* [YOUR INSTRUCTIONS] Copy out all lines that hold "人民币计价".

* [RECORDS]

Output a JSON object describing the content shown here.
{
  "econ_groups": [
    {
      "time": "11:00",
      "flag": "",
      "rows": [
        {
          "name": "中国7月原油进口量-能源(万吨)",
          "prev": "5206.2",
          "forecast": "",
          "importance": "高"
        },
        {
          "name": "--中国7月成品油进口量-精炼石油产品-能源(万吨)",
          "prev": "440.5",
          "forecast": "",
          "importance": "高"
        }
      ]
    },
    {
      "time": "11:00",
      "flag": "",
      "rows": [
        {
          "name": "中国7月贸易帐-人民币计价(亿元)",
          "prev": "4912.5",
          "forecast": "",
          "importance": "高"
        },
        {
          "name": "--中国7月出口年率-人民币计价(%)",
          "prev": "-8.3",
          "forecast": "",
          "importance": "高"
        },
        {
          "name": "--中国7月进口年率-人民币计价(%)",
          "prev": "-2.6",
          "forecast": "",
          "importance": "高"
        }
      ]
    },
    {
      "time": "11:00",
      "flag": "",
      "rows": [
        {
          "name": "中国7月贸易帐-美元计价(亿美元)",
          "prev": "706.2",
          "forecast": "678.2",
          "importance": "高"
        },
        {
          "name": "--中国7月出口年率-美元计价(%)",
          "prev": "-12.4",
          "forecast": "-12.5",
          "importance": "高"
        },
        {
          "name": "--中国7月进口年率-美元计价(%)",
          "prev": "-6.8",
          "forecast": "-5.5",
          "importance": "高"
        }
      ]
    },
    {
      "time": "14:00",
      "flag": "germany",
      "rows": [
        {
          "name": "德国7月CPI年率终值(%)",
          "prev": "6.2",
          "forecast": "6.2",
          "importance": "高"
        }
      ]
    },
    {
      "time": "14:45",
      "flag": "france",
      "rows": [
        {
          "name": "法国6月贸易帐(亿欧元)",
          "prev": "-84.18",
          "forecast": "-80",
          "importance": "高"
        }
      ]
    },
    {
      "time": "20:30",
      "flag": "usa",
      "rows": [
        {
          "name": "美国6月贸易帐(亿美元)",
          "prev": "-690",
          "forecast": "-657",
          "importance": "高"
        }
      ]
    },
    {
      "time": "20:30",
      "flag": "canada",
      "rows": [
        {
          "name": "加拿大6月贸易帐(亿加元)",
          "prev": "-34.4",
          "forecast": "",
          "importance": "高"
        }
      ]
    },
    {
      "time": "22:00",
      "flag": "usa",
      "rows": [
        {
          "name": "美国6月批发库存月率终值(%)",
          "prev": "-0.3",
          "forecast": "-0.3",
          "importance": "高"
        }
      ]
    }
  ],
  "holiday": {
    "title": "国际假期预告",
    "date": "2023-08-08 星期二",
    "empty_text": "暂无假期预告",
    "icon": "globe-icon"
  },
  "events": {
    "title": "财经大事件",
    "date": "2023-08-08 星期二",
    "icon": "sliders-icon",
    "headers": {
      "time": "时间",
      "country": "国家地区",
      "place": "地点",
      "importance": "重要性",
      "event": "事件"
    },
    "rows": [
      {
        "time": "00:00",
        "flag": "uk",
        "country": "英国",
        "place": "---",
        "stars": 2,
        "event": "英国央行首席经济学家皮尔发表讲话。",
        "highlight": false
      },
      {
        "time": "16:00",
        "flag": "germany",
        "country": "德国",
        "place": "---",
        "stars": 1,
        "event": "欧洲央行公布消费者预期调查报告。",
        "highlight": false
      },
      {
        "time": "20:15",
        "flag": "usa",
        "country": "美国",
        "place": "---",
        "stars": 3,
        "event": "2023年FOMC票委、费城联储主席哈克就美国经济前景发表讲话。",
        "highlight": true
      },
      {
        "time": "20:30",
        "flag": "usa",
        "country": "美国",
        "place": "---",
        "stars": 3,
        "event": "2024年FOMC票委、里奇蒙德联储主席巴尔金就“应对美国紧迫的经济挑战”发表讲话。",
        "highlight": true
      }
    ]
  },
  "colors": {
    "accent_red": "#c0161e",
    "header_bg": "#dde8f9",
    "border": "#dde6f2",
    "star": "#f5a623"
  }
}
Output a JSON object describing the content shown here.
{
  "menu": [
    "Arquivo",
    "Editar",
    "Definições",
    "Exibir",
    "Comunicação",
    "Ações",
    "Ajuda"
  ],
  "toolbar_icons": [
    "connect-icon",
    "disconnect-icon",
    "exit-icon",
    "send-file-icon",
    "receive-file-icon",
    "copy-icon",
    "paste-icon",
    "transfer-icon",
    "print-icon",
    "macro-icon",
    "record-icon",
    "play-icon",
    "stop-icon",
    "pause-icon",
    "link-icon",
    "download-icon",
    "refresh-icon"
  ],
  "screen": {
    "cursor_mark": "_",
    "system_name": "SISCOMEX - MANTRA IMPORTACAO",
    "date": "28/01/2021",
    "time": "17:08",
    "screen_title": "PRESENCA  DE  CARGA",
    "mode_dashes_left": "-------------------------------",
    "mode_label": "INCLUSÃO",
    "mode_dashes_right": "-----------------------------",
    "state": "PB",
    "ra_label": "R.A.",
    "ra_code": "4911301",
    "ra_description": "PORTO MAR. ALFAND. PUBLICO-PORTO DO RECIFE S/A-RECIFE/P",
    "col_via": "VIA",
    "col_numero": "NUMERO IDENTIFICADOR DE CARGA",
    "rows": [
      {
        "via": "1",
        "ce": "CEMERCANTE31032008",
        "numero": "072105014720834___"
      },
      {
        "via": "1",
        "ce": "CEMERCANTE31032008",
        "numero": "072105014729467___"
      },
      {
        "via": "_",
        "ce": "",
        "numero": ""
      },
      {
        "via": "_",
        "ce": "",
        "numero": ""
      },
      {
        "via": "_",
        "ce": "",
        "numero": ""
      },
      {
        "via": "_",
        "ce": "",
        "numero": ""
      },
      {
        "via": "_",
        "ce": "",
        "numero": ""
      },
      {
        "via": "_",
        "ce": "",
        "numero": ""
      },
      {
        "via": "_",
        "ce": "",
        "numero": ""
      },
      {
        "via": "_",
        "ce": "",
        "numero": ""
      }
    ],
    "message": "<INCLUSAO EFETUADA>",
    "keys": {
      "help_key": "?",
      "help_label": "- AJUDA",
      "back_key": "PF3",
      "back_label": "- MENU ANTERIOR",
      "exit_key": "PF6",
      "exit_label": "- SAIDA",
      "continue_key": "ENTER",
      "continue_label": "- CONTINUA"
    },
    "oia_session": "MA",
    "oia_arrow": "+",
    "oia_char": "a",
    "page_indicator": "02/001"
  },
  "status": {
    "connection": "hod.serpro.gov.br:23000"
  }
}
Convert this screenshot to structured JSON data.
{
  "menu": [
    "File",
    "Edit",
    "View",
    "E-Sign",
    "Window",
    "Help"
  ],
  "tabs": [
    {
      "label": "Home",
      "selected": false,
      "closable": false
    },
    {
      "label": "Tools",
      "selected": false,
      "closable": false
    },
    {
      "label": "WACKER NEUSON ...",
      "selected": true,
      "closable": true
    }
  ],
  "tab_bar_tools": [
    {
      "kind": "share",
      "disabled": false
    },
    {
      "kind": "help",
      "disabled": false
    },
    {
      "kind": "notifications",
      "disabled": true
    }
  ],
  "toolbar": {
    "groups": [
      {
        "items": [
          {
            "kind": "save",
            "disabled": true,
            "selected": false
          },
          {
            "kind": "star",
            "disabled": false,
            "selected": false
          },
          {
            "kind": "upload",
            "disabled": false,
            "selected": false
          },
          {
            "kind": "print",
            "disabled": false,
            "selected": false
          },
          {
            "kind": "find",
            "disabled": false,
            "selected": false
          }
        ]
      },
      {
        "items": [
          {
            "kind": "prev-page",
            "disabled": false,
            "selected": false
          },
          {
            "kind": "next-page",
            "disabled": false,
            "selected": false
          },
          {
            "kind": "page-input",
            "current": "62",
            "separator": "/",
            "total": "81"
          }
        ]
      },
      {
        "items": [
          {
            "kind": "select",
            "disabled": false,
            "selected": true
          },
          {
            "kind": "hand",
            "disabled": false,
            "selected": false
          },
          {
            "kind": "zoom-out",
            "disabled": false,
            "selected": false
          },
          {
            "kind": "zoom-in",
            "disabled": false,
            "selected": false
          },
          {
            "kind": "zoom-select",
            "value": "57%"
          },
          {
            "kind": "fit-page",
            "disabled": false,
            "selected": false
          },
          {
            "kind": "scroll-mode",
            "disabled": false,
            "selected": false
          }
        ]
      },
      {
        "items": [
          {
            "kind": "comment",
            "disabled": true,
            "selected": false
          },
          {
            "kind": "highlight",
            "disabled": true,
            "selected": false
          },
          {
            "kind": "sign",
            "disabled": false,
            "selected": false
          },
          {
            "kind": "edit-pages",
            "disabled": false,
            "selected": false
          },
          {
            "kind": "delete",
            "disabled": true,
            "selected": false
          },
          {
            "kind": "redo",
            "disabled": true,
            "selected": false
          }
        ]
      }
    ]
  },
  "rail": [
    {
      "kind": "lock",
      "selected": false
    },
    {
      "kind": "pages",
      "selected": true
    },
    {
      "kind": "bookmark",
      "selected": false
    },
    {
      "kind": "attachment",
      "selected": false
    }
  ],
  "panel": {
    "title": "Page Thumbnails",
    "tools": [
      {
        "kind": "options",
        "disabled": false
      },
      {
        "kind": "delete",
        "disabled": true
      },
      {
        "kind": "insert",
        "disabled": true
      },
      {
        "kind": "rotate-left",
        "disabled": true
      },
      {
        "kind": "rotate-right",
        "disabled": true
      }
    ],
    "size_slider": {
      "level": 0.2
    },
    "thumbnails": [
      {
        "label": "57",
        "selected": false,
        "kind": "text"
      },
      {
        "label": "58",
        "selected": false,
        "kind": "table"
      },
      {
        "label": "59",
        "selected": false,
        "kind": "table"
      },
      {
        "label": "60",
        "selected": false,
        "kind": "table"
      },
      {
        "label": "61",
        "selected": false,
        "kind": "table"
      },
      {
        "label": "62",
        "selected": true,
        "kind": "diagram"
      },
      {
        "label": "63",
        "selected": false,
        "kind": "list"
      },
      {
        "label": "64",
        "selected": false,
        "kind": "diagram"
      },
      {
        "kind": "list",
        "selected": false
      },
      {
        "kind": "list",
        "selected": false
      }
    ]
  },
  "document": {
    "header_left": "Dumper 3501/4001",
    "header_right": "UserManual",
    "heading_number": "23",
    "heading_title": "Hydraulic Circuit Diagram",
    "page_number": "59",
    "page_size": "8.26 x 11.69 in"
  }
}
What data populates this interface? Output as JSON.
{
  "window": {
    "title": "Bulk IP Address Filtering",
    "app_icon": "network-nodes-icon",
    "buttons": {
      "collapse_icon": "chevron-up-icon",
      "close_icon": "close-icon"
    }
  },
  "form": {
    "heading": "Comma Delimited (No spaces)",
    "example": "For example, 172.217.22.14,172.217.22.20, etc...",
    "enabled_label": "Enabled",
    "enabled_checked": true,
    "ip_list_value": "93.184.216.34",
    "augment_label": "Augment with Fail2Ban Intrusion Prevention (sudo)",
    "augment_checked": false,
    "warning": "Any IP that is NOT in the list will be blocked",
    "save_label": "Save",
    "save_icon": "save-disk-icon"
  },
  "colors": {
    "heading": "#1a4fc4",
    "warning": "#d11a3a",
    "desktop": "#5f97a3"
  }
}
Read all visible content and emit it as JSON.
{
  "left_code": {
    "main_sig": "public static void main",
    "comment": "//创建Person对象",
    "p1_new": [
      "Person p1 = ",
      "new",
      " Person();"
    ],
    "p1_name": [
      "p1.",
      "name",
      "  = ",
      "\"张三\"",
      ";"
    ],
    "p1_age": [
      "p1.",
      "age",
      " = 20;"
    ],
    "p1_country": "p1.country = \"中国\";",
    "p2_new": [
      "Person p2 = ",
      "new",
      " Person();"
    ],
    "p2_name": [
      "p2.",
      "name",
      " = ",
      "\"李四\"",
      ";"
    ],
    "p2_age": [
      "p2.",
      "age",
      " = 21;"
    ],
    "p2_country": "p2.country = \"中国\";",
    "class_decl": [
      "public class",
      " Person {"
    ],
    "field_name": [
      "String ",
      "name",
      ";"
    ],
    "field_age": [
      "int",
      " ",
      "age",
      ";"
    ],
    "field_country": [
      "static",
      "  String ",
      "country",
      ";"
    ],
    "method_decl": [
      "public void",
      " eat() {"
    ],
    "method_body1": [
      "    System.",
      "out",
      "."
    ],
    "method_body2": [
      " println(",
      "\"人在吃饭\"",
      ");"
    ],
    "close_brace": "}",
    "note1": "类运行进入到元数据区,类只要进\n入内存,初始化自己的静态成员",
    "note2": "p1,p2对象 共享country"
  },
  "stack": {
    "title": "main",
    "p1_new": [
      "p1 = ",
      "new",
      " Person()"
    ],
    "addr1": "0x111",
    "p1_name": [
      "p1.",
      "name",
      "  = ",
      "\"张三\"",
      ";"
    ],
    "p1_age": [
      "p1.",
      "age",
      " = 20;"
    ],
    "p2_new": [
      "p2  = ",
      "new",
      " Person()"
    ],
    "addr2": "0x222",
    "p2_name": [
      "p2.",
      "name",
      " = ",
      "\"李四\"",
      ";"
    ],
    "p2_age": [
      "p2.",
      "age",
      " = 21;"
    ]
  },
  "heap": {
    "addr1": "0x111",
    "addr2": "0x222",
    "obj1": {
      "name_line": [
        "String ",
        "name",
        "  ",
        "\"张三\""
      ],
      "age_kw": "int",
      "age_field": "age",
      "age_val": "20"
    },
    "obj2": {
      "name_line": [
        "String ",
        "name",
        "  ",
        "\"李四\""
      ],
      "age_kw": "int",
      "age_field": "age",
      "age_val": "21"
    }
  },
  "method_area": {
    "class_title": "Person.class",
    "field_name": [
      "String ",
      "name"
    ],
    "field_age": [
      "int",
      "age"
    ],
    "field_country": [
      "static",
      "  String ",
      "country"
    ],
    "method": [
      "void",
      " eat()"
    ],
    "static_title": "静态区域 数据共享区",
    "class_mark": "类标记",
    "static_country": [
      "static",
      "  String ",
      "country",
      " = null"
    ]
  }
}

* [TASK RESPONSE]
          "name": "中国7月贸易帐-人民币计价(亿元)",
          "name": "--中国7月出口年率-人民币计价(%)",
          "name": "--中国7月进口年率-人民币计价(%)",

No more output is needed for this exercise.